WHAT TO DO =
Each record must be reproduced exactly as it is shown.

Dataset listings of figures =
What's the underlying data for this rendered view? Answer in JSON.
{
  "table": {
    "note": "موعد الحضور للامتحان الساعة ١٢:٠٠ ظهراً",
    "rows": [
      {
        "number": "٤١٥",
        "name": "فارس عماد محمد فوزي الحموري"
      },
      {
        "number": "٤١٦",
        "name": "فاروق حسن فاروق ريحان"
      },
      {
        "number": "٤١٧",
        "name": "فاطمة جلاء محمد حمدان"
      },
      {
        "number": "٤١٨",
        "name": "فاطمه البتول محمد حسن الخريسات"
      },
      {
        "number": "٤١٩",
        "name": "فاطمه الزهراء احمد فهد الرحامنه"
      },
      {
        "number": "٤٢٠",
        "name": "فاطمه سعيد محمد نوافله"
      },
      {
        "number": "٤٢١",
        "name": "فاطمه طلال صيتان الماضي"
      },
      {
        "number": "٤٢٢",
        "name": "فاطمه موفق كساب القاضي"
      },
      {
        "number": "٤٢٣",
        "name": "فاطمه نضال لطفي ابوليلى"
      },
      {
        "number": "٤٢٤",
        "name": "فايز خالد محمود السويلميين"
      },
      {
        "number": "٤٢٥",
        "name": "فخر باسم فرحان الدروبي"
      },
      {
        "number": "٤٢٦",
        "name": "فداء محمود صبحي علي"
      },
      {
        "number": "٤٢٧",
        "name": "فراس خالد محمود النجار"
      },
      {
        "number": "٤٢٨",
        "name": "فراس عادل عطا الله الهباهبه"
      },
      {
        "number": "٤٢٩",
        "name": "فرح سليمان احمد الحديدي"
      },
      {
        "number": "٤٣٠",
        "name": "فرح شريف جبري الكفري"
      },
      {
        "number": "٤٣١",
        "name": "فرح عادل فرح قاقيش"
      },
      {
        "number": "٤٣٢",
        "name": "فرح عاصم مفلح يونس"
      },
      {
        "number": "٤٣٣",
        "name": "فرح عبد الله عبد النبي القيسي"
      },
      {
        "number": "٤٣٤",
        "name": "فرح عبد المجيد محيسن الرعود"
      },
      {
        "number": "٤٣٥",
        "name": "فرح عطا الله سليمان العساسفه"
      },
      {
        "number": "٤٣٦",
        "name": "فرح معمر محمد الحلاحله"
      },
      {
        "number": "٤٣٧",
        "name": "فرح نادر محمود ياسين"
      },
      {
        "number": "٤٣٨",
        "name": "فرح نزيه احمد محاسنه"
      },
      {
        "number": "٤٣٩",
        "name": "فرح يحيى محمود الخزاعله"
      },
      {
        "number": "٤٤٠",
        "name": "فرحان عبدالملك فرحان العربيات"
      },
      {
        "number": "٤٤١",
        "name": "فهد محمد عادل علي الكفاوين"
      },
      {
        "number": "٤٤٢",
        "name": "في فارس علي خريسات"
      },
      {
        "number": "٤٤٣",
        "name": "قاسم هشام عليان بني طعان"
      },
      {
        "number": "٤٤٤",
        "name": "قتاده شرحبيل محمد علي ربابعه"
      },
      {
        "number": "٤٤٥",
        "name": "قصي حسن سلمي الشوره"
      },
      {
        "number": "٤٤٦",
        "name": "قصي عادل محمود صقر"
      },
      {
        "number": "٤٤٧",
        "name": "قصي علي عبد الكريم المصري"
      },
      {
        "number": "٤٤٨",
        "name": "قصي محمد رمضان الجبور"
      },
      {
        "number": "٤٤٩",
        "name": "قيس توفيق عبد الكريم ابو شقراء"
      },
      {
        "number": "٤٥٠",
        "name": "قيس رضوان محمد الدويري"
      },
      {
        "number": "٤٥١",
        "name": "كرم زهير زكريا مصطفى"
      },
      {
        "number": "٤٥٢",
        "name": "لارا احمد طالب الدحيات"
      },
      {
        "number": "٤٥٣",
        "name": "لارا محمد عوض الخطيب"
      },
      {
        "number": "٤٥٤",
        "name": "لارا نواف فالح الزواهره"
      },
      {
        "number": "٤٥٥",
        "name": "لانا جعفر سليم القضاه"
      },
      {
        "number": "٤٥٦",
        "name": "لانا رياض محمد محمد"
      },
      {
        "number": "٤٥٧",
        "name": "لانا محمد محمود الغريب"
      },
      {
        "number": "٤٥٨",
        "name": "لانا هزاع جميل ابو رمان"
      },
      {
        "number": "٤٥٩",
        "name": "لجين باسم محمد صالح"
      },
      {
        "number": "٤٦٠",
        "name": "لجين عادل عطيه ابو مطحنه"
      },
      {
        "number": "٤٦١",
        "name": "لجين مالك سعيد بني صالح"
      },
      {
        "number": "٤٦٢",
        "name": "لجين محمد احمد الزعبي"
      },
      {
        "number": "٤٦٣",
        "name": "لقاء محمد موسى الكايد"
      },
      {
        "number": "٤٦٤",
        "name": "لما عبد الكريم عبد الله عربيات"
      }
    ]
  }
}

THE OUTPUT =
What's the underlying data for this rendered view? Answer in JSON.
{
  "table": {
    "note": "موعد الحضور للامتحان الساعة ١٢:٠٠ ظهراً",
    "rows": [
      {
        "number": "٤١٥",
        "name": "فارس عماد محمد فوزي الحموري"
      },
      {
        "number": "٤١٦",
        "name": "فاروق حسن فاروق ريحان"
      },
      {
        "number": "٤١٧",
        "name": "فاطمة جلاء محمد حمدان"
      },
      {
        "number": "٤١٨",
        "name": "فاطمه البتول محمد حسن الخريسات"
      },
      {
        "number": "٤١٩",
        "name": "فاطمه الزهراء احمد فهد الرحامنه"
      },
      {
        "number": "٤٢٠",
        "name": "فاطمه سعيد محمد نوافله"
      },
      {
        "number": "٤٢١",
        "name": "فاطمه طلال صيتان الماضي"
      },
      {
        "number": "٤٢٢",
        "name": "فاطمه موفق كساب القاضي"
      },
      {
        "number": "٤٢٣",
        "name": "فاطمه نضال لطفي ابوليلى"
      },
      {
        "number": "٤٢٤",
        "name": "فايز خالد محمود السويلميين"
      },
      {
        "number": "٤٢٥",
        "name": "فخر باسم فرحان الدروبي"
      },
      {
        "number": "٤٢٦",
        "name": "فداء محمود صبحي علي"
      },
      {
        "number": "٤٢٧",
        "name": "فراس خالد محمود النجار"
      },
      {
        "number": "٤٢٨",
        "name": "فراس عادل عطا الله الهباهبه"
      },
      {
        "number": "٤٢٩",
        "name": "فرح سليمان احمد الحديدي"
      },
      {
        "number": "٤٣٠",
        "name": "فرح شريف جبري الكفري"
      },
      {
        "number": "٤٣١",
        "name": "فرح عادل فرح قاقيش"
      },
      {
        "number": "٤٣٢",
        "name": "فرح عاصم مفلح يونس"
      },
      {
        "number": "٤٣٣",
        "name": "فرح عبد الله عبد النبي القيسي"
      },
      {
        "number": "٤٣٤",
        "name": "فرح عبد المجيد محيسن الرعود"
      },
      {
        "number": "٤٣٥",
        "name": "فرح عطا الله سليمان العساسفه"
      },
      {
        "number": "٤٣٦",
        "name": "فرح معمر محمد الحلاحله"
      },
      {
        "number": "٤٣٧",
        "name": "فرح نادر محمود ياسين"
      },
      {
        "number": "٤٣٨",
        "name": "فرح نزيه احمد محاسنه"
      },
      {
        "number": "٤٣٩",
        "name": "فرح يحيى محمود الخزاعله"
      },
      {
        "number": "٤٤٠",
        "name": "فرحان عبدالملك فرحان العربيات"
      },
      {
        "number": "٤٤١",
        "name": "فهد محمد عادل علي الكفاوين"
      },
      {
        "number": "٤٤٢",
        "name": "في فارس علي خريسات"
      },
      {
        "number": "٤٤٣",
        "name": "قاسم هشام عليان بني طعان"
      },
      {
        "number": "٤٤٤",
        "name": "قتاده شرحبيل محمد علي ربابعه"
      },
      {
        "number": "٤٤٥",
        "name": "قصي حسن سلمي الشوره"
      },
      {
        "number": "٤٤٦",
        "name": "قصي عادل محمود صقر"
      },
      {
        "number": "٤٤٧",
        "name": "قصي علي عبد الكريم المصري"
      },
      {
        "number": "٤٤٨",
        "name": "قصي محمد رمضان الجبور"
      },
      {
        "number": "٤٤٩",
        "name": "قيس توفيق عبد الكريم ابو شقراء"
      },
      {
        "number": "٤٥٠",
        "name": "قيس رضوان محمد الدويري"
      },
      {
        "number": "٤٥١",
        "name": "كرم زهير زكريا مصطفى"
      },
      {
        "number": "٤٥٢",
        "name": "لارا احمد طالب الدحيات"
      },
      {
        "number": "٤٥٣",
        "name": "لارا محمد عوض الخطيب"
      },
      {
        "number": "٤٥٤",
        "name": "لارا نواف فالح الزواهره"
      },
      {
        "number": "٤٥٥",
        "name": "لانا جعفر سليم القضاه"
      },
      {
        "number": "٤٥٦",
        "name": "لانا رياض محمد محمد"
      },
      {
        "number": "٤٥٧",
        "name": "لانا محمد محمود الغريب"
      },
      {
        "number": "٤٥٨",
        "name": "لانا هزاع جميل ابو رمان"
      },
      {
        "number": "٤٥٩",
        "name": "لجين باسم محمد صالح"
      },
      {
        "number": "٤٦٠",
        "name": "لجين عادل عطيه ابو مطحنه"
      },
      {
        "number": "٤٦١",
        "name": "لجين مالك سعيد بني صالح"
      },
      {
        "number": "٤٦٢",
        "name": "لجين محمد احمد الزعبي"
      },
      {
        "number": "٤٦٣",
        "name": "لقاء محمد موسى الكايد"
      },
      {
        "number": "٤٦٤",
        "name": "لما عبد الكريم عبد الله عربيات"
      }
    ]
  }
}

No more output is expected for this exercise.